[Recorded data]
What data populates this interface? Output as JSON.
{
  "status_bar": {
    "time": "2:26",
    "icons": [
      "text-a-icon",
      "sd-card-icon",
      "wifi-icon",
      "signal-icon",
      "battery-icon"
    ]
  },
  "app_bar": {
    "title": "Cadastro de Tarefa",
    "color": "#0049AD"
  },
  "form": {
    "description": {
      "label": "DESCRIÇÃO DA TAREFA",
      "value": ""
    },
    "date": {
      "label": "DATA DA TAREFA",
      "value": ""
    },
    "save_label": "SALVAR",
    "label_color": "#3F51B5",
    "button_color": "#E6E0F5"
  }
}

Written task :: Take the listing above and write it out again exactly.

Task response ::
What data populates this interface? Output as JSON.
{
  "status_bar": {
    "time": "2:26",
    "icons": [
      "text-a-icon",
      "sd-card-icon",
      "wifi-icon",
      "signal-icon",
      "battery-icon"
    ]
  },
  "app_bar": {
    "title": "Cadastro de Tarefa",
    "color": "#0049AD"
  },
  "form": {
    "description": {
      "label": "DESCRIÇÃO DA TAREFA",
      "value": ""
    },
    "date": {
      "label": "DATA DA TAREFA",
      "value": ""
    },
    "save_label": "SALVAR",
    "label_color": "#3F51B5",
    "button_color": "#E6E0F5"
  }
}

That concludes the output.